D'après l'article ci-dessous sur les « frères larges », chez quel éditeur Sylvain Aharonian a-t-il publié sa thèse de doctorat ? Merci de répondre en une phrase, s'il vous plaît.

++++ Texte fourni ++++

Sylvain Aharonian raconte l’histoire des «frères larges» en France

Serge Carrel jeudi 28 juin 2018

Sylvain Aharonian est professeur à l’Institut biblique de Nogent-sur-Marne (F). Il vient de publier sa thèse de doctorat aux éditions du Cerf à Paris. Plus de 600 pages qui retracent les quelque 200 ans du développement des « frères larges » en France. Un développement largement soutenu par nos Eglises, notamment via les Assemblées évangéliques en Suisse romande (AESR).

« Dès le début, le mouvement des ‘frères larges’ en France s’inscrit dans le mouvement évangélique tel qu’il est caractérisé par l’historien britannique David Bebbington : un accent fort sur la Bible, sur la mort de Jésus à la croix, sur la nécessité de la conversion et sur le zèle évangélisateur. » Sylvain Aharonian vient de publier sa thèse de doctorat (1), un travail de recherche conséquent qui jette un regard sur une autre composante du mouvement évangélique français. En son temps, Jean Séguy avait publié une œuvre majeure sur les mennonites. En 2001, Sébastien Fath a dressé le portait des baptistes, et aujourd’hui c’est au tour des « frères larges ».

++++ Lignes de données ++++

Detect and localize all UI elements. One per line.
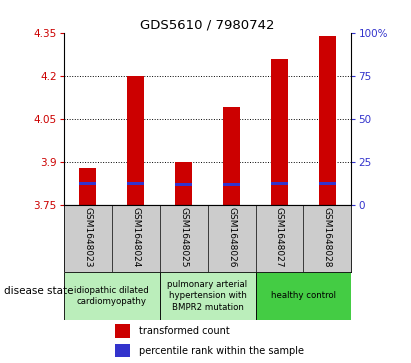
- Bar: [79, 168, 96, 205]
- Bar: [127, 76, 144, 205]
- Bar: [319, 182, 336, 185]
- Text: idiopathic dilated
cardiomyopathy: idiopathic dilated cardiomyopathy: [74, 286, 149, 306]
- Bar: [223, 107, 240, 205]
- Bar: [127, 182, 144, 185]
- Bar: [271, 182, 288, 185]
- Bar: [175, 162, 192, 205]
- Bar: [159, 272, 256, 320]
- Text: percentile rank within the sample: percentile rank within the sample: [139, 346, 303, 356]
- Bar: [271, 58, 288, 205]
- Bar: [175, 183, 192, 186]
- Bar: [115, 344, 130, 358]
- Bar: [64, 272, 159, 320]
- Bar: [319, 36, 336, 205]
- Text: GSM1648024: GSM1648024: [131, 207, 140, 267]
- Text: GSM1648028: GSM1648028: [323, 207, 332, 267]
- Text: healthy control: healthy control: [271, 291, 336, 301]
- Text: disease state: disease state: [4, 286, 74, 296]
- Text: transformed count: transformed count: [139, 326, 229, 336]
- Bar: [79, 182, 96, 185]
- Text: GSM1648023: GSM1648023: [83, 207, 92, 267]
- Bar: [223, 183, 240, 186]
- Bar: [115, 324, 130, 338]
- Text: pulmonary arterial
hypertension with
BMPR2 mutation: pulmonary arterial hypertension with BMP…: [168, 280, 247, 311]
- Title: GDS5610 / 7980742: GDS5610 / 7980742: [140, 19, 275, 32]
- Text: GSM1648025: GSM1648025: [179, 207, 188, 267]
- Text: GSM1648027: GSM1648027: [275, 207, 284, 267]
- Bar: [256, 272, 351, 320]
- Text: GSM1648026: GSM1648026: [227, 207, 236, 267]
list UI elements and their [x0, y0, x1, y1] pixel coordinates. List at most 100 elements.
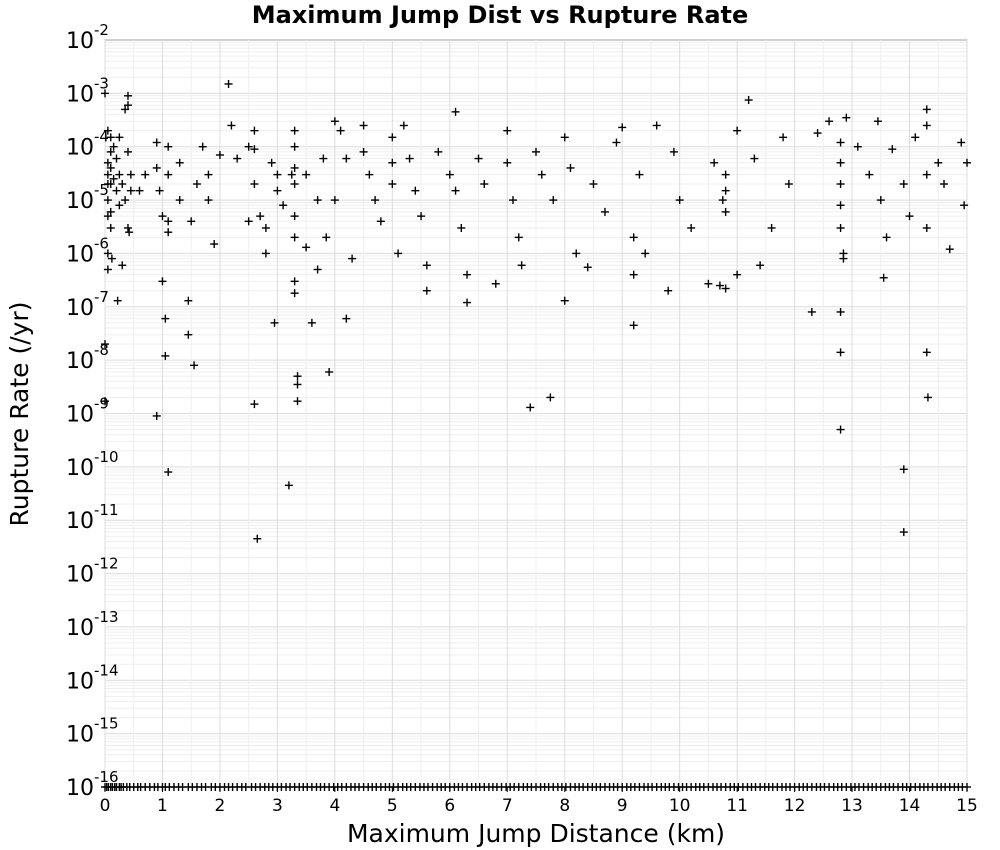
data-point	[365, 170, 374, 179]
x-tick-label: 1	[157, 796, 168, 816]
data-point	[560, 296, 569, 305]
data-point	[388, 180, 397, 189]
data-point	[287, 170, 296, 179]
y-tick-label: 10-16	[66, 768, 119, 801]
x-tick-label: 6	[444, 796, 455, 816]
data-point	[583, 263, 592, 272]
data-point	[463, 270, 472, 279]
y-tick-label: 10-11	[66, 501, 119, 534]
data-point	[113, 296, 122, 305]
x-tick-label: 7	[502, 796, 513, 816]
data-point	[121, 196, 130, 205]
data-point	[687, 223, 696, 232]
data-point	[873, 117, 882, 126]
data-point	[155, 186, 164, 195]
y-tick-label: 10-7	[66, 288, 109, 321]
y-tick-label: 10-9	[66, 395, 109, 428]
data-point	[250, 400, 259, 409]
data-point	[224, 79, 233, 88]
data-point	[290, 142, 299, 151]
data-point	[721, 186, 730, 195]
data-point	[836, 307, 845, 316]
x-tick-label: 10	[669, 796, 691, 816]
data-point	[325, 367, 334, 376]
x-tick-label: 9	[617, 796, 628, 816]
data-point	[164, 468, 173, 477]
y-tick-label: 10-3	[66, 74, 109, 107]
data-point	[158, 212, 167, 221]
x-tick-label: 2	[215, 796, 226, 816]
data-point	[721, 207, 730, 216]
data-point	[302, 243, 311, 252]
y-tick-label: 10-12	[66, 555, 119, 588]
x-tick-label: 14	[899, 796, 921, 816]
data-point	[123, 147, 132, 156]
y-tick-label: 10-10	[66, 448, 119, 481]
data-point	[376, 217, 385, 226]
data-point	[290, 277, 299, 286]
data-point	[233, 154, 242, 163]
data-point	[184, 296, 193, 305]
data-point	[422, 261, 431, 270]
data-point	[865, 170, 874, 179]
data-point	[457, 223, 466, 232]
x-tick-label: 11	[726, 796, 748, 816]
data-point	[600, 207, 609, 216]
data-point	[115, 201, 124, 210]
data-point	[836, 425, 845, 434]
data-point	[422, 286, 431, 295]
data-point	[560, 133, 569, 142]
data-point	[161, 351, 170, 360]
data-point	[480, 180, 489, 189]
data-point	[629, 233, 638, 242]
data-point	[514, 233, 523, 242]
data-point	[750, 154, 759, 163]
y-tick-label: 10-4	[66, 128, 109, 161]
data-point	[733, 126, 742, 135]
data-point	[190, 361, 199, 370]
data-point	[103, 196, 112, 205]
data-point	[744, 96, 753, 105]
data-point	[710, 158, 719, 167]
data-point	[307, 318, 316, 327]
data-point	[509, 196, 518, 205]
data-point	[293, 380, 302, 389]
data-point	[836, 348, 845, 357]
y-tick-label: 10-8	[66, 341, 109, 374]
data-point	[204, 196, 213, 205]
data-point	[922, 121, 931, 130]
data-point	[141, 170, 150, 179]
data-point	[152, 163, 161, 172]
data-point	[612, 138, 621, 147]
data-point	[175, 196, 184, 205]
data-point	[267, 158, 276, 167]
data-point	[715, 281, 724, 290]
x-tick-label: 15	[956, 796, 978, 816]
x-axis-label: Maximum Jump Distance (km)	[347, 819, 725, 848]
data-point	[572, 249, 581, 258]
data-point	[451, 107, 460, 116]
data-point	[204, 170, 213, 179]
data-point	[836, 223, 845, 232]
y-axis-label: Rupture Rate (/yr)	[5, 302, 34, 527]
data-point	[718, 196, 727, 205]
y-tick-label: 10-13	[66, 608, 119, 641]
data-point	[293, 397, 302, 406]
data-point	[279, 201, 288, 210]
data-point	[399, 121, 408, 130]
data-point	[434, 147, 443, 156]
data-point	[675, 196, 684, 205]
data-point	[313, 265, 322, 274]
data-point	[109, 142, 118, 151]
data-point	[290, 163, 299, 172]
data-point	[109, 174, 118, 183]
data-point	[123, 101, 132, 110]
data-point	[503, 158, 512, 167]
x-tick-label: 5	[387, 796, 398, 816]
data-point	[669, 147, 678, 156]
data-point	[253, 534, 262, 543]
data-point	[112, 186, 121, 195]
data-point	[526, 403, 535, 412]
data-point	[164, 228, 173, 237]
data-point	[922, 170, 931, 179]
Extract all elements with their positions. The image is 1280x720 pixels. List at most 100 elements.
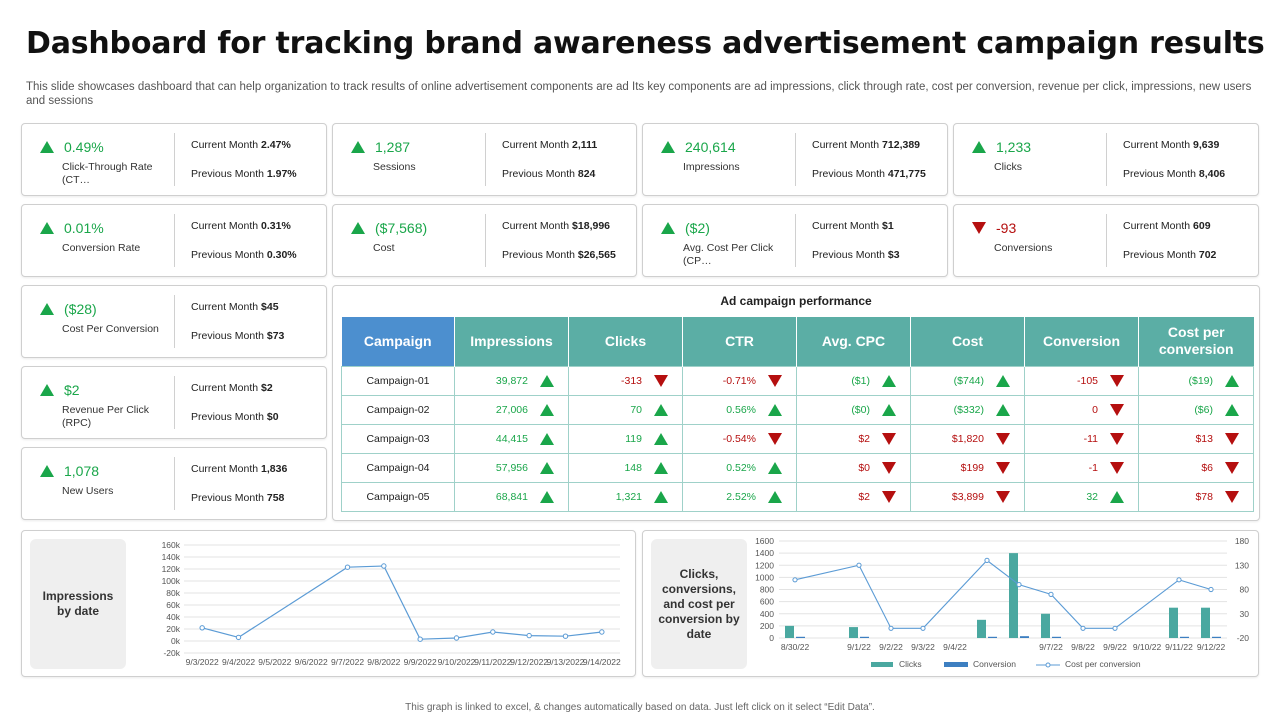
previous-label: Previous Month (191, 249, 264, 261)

++++

*Réponse attendue*: Il l'a publiée aux éditions du Cerf, à Paris.